TO DO => Say how many lines hold the string "profile"; please write nothing but the number.

SUPPLIED ENTRIES =>

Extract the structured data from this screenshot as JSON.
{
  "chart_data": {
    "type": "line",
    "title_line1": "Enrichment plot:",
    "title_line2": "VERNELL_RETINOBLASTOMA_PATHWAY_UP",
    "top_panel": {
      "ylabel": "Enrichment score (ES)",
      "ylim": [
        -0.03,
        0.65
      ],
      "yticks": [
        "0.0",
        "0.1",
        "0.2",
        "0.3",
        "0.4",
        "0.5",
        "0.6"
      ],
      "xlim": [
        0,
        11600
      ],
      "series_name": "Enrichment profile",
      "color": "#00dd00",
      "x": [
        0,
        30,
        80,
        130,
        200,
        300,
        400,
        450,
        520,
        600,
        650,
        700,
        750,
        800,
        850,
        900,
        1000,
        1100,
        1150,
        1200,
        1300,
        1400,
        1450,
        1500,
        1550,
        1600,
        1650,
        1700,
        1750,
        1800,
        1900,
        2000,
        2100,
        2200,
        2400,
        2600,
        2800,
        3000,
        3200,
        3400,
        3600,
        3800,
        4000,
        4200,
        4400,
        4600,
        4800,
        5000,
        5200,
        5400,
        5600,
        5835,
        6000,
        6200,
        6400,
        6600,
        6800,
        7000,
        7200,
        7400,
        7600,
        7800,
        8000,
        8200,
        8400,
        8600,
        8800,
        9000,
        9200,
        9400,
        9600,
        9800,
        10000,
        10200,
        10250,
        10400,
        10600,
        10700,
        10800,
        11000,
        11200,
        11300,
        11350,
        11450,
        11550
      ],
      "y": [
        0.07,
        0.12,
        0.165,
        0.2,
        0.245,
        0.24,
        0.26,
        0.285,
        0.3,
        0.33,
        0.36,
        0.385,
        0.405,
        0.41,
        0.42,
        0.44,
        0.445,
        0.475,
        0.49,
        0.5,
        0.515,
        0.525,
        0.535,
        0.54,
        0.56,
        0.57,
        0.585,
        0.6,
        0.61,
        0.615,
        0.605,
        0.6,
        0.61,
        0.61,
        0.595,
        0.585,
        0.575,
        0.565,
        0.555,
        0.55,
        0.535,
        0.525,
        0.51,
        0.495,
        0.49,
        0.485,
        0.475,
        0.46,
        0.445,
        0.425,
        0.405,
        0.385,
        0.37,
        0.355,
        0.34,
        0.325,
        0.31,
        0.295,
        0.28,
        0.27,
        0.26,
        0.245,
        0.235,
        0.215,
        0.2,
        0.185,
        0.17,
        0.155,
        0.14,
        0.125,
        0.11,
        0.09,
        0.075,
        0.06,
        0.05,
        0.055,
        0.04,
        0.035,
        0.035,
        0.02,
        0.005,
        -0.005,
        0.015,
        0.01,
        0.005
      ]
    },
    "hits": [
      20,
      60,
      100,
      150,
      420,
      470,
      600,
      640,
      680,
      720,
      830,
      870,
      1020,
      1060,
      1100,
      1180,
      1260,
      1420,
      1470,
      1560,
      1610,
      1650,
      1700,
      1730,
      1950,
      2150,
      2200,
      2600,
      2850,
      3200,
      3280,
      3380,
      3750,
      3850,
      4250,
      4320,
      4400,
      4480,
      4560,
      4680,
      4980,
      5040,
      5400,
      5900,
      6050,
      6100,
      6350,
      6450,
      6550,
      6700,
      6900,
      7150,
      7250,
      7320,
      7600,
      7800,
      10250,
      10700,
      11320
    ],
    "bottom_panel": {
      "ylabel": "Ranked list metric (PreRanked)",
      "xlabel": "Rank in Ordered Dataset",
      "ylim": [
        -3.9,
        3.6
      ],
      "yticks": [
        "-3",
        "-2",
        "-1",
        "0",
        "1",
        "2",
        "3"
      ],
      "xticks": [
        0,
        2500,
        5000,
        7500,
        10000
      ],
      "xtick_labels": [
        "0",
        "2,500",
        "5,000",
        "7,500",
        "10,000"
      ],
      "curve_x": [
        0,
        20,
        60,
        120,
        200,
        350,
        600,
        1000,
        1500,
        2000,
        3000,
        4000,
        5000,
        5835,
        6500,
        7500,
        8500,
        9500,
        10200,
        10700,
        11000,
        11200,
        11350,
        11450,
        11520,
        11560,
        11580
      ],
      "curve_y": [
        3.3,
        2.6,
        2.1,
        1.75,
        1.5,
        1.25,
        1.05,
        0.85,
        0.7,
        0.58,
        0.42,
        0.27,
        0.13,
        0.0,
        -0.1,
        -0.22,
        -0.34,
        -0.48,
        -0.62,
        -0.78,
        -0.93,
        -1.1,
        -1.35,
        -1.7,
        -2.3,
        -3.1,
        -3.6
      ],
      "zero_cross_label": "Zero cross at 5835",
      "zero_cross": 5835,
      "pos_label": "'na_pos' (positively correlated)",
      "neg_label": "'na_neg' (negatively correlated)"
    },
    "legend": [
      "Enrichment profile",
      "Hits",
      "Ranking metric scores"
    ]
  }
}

EXERCISE OUTPUT => 2